Where a line in the listing contains the string "Header", copy that line out.

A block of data
○ ○ ○ ○ ○

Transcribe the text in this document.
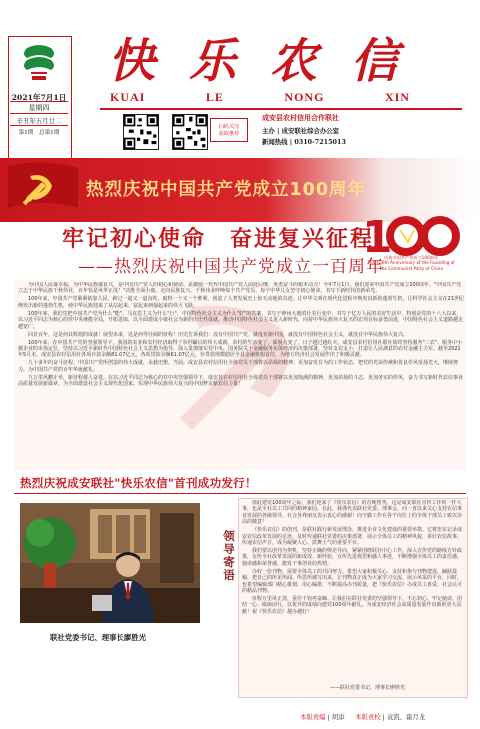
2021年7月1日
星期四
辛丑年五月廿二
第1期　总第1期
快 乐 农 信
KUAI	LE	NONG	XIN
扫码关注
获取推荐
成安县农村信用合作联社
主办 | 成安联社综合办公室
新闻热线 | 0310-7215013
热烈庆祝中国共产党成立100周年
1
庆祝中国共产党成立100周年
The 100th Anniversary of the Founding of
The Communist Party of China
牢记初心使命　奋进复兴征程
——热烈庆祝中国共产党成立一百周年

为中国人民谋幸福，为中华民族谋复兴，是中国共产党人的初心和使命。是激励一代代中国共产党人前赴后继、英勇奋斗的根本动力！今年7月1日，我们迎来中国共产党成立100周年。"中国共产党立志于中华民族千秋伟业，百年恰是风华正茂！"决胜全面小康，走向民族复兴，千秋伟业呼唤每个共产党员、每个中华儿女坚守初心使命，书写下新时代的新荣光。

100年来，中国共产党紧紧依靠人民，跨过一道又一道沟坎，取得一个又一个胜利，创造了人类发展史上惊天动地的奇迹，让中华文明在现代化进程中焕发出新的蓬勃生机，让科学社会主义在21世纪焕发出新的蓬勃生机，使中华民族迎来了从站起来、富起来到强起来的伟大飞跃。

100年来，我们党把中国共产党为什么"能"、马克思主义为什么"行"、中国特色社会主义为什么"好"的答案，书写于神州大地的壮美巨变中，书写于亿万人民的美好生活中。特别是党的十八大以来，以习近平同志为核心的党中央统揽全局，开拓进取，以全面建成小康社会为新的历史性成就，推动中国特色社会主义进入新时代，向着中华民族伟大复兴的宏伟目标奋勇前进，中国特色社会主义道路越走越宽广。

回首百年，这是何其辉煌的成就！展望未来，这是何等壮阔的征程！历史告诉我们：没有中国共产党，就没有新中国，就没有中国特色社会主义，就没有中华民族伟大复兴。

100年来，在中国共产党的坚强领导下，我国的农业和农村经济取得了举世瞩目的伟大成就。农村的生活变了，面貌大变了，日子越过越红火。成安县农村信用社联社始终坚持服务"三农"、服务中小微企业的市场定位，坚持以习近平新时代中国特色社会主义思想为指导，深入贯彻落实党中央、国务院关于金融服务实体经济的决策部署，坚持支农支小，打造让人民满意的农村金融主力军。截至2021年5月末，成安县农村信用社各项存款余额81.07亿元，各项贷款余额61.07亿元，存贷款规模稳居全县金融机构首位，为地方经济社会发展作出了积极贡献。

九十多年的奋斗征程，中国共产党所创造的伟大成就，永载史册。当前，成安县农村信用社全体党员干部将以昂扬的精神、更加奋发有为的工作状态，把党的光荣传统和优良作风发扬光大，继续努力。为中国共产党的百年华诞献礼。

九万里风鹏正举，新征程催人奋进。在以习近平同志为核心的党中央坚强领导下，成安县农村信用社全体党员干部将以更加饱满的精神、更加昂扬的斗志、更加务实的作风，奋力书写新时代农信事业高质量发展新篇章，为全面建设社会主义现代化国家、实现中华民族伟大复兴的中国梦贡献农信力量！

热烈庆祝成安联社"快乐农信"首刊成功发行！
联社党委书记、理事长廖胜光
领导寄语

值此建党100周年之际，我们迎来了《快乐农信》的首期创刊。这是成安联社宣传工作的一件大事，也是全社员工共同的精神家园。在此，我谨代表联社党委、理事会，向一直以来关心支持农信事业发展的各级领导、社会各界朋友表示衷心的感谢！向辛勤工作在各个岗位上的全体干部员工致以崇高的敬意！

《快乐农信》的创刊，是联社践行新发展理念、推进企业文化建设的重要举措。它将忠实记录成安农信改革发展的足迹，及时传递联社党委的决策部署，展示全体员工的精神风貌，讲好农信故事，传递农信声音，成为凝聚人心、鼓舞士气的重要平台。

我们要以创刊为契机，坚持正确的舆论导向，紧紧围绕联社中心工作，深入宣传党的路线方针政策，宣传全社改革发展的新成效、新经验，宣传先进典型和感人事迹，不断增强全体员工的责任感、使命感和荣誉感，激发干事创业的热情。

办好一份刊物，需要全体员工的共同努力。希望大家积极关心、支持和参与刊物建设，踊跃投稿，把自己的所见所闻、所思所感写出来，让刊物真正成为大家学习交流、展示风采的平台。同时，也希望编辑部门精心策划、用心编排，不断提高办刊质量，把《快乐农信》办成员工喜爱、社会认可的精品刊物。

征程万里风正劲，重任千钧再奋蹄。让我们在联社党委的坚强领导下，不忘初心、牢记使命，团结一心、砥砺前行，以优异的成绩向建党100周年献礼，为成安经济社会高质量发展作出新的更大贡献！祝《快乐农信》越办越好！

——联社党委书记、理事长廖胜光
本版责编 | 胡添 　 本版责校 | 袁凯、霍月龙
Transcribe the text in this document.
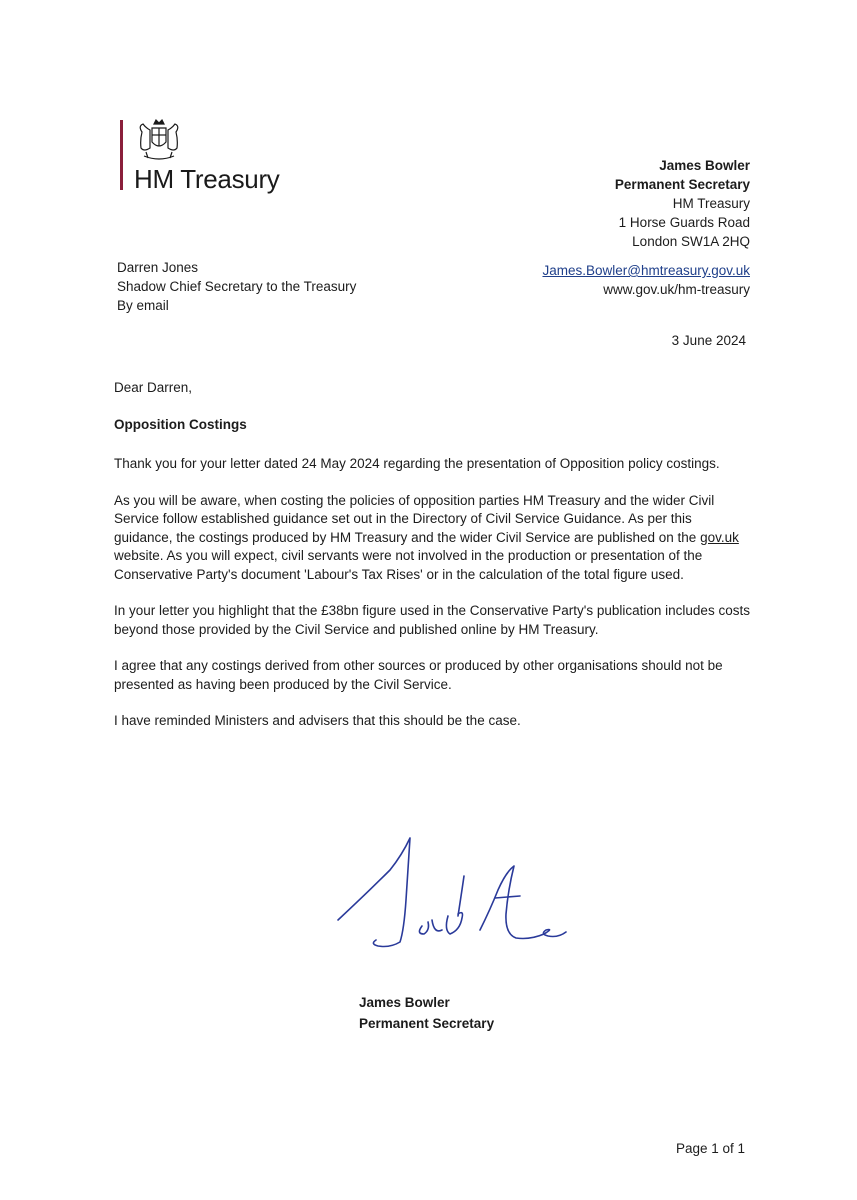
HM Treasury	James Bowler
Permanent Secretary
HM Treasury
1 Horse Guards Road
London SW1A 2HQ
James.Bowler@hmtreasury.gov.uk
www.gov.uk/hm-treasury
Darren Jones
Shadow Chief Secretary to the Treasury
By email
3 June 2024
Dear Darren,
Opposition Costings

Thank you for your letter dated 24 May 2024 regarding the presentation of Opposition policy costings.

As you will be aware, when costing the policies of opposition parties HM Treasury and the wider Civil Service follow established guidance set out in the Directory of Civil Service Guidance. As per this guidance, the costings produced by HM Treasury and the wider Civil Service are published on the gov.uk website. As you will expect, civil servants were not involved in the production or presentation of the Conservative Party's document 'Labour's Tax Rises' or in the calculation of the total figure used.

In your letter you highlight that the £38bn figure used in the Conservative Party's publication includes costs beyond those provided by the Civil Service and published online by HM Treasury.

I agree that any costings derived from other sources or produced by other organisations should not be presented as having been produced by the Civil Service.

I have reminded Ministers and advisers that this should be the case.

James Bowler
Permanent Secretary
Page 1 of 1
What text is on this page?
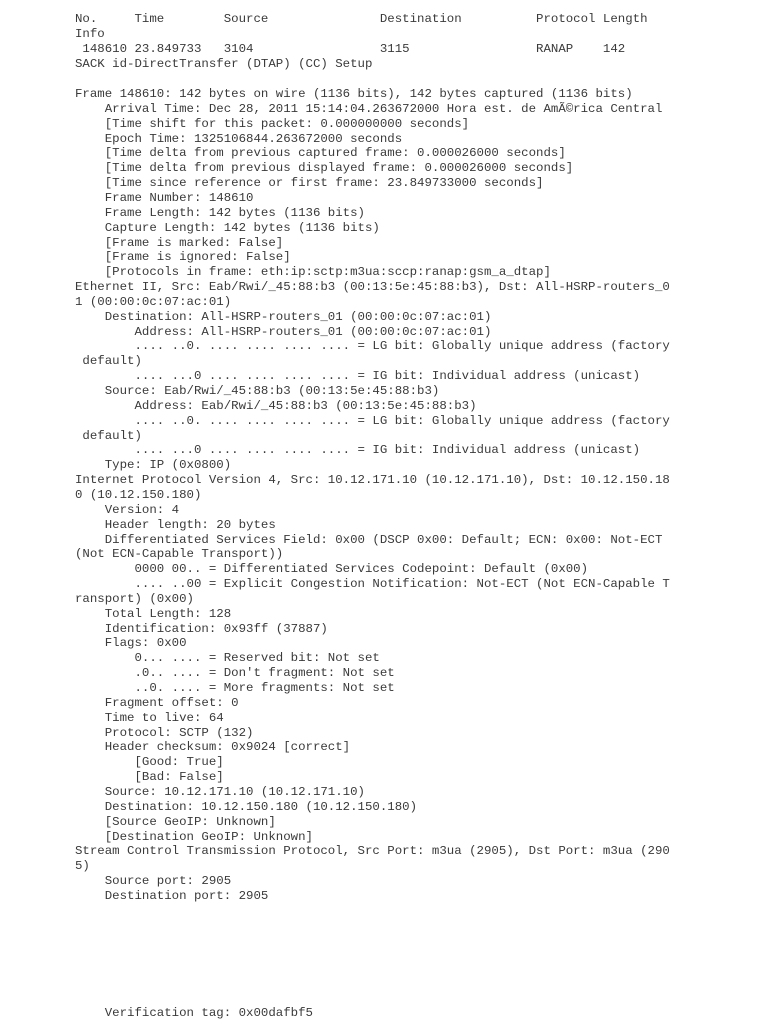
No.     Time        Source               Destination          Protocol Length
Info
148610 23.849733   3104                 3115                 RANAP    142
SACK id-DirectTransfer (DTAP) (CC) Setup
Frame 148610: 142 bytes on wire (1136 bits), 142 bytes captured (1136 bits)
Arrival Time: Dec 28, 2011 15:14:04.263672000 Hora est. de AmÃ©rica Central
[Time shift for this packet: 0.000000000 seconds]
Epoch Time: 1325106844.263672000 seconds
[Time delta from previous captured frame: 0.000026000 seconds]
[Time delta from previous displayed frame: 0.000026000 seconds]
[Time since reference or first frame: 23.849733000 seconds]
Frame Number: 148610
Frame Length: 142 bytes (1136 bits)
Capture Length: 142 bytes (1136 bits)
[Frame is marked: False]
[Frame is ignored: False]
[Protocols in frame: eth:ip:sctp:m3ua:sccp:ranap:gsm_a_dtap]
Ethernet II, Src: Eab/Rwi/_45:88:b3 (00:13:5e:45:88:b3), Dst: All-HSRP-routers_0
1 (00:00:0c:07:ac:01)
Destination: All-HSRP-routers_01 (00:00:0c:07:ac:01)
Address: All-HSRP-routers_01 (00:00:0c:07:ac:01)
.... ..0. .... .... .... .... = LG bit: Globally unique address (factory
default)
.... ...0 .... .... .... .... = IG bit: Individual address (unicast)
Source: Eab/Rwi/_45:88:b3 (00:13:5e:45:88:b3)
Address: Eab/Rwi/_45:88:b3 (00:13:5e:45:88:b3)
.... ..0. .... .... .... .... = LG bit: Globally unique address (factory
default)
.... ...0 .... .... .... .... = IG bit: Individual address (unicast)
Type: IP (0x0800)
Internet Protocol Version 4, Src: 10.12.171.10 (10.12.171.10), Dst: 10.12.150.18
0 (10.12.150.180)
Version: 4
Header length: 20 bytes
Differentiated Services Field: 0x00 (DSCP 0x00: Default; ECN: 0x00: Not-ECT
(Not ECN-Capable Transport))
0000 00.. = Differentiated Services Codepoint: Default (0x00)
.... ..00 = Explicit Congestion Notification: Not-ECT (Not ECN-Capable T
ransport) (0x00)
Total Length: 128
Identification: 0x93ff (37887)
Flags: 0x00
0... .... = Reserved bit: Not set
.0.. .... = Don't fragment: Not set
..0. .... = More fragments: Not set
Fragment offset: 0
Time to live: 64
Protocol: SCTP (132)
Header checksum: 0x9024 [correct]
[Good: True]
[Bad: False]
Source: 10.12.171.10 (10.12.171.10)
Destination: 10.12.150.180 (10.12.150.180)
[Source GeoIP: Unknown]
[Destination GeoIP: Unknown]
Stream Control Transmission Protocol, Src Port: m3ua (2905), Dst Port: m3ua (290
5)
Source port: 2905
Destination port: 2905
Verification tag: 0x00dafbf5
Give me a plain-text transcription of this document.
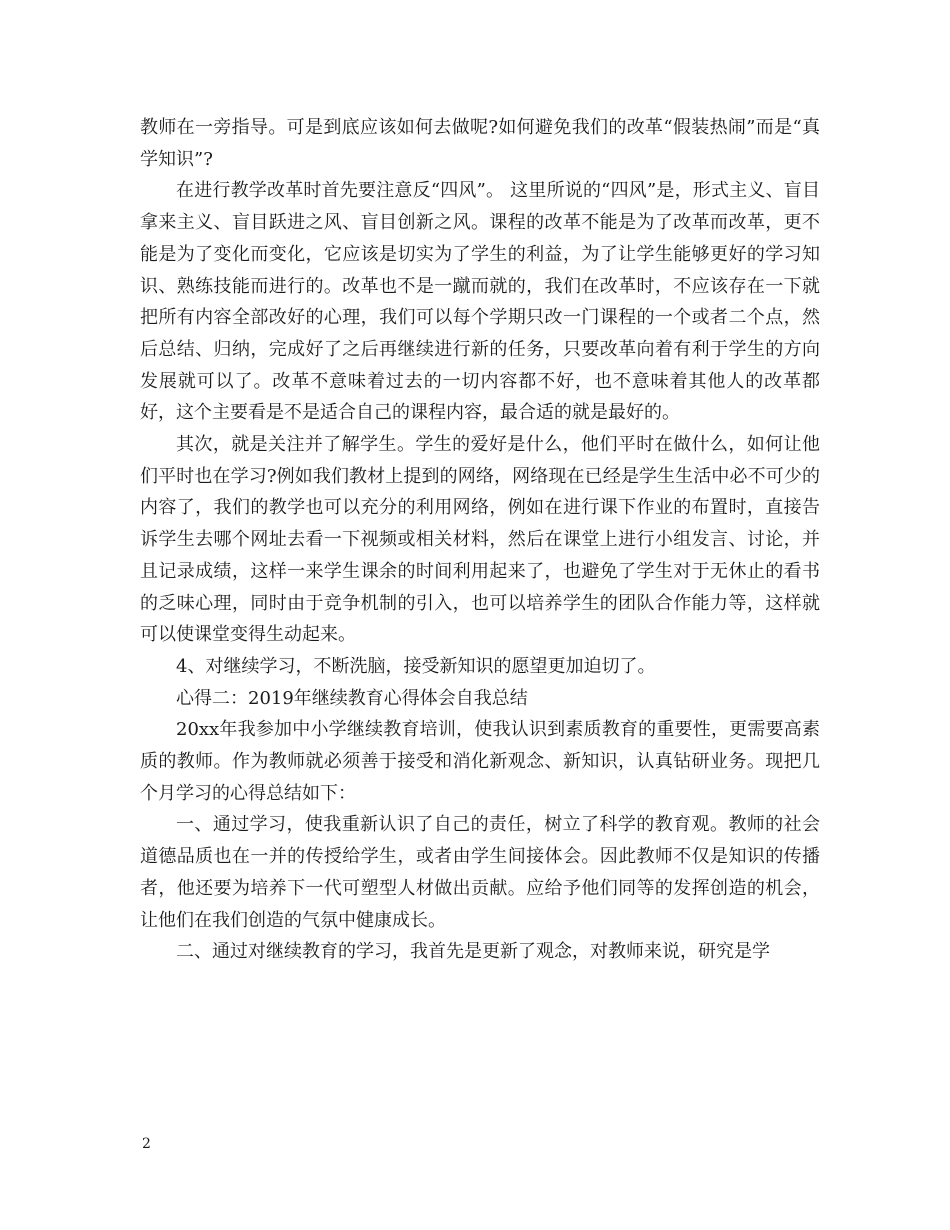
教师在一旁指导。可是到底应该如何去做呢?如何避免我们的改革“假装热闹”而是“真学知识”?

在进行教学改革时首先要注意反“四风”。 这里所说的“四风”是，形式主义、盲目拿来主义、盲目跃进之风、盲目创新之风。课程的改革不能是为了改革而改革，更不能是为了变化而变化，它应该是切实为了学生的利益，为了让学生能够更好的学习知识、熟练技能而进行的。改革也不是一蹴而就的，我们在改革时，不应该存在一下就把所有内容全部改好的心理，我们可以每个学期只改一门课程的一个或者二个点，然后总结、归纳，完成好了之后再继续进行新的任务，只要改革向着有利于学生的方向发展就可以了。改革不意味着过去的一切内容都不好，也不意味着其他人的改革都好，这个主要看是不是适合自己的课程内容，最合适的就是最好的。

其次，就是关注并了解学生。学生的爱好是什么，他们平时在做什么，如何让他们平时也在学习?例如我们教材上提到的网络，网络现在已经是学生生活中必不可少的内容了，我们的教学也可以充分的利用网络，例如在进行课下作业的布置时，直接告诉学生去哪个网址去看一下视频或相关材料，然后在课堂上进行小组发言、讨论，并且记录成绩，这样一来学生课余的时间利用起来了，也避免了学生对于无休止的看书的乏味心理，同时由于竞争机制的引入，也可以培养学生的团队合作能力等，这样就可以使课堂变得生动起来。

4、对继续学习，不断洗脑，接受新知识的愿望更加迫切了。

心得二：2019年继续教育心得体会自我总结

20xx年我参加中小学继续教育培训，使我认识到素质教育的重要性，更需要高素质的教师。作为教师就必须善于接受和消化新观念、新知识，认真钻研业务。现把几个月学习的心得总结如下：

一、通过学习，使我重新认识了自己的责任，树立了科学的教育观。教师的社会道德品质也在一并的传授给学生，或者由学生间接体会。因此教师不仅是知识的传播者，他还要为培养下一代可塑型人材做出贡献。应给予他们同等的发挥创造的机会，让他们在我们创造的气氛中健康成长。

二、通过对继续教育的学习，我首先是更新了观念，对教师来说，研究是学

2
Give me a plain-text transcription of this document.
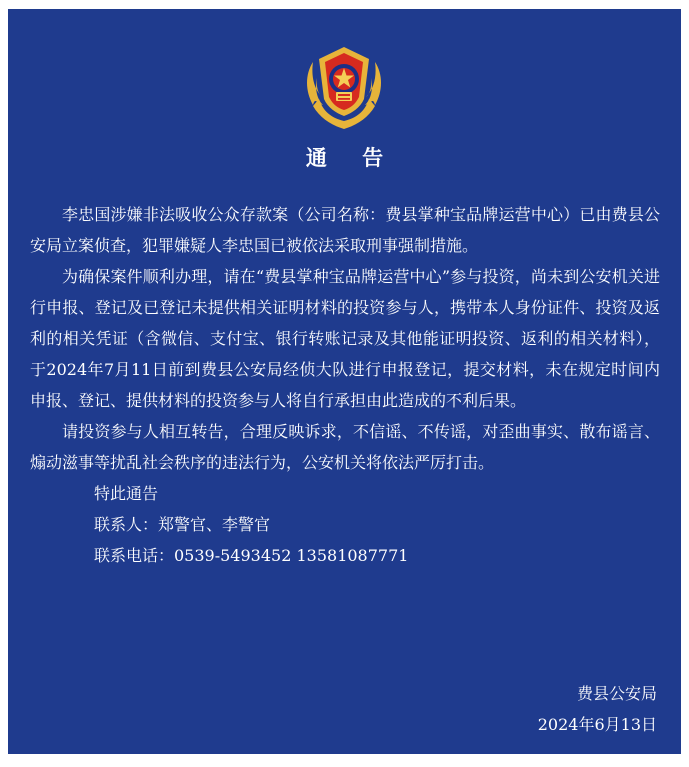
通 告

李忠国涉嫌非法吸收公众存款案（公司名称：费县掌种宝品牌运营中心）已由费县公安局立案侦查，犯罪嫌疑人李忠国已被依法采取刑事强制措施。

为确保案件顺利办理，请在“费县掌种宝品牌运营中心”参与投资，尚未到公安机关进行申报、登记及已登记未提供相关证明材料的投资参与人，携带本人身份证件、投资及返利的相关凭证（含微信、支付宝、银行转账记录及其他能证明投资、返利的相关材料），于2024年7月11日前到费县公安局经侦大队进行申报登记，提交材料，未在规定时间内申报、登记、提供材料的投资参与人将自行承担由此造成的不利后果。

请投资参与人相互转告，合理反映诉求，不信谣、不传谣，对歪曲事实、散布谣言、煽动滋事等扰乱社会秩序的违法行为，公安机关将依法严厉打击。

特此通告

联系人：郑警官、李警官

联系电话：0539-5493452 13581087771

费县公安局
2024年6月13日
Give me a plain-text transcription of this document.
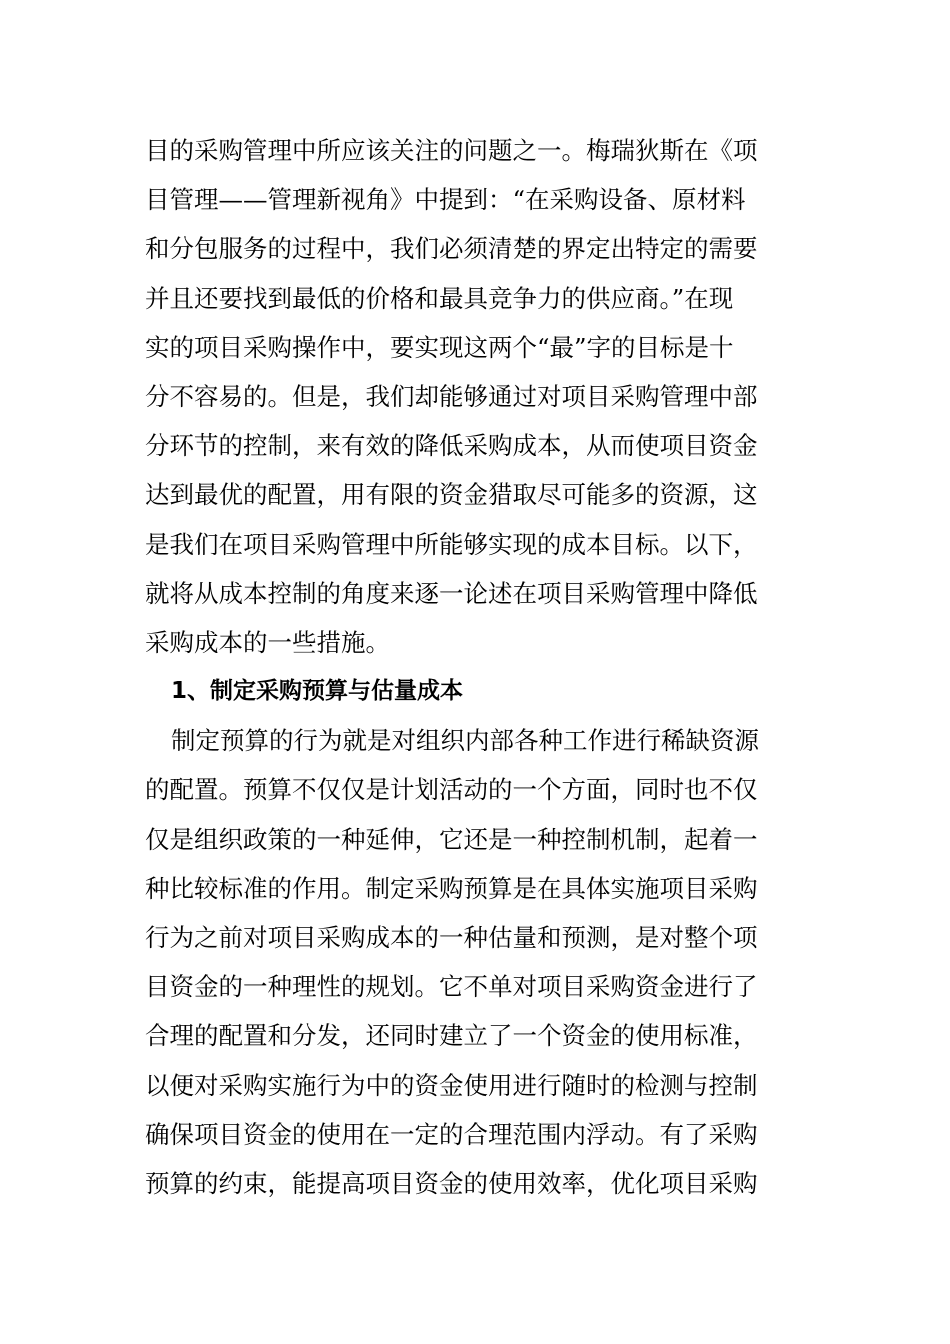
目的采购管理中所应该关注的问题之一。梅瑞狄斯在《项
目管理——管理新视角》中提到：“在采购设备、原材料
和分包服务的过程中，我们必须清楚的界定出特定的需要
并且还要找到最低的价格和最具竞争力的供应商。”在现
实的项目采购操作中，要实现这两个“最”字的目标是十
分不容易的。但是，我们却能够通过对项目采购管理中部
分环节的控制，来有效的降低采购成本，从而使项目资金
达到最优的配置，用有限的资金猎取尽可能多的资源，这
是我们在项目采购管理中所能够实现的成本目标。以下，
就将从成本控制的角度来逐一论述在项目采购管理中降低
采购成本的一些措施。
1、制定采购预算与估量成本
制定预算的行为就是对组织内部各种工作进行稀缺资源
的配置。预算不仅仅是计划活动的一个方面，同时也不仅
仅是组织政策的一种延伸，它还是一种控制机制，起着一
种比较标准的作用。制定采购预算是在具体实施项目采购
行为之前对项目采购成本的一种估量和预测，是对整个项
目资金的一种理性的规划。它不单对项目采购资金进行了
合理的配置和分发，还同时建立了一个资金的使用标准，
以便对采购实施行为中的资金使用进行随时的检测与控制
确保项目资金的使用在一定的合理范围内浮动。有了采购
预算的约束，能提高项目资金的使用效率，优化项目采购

○ ○ ○ ○ ○

Finished answer:
Header length: 20 bytes
Header checksum: 0x9024 [correct]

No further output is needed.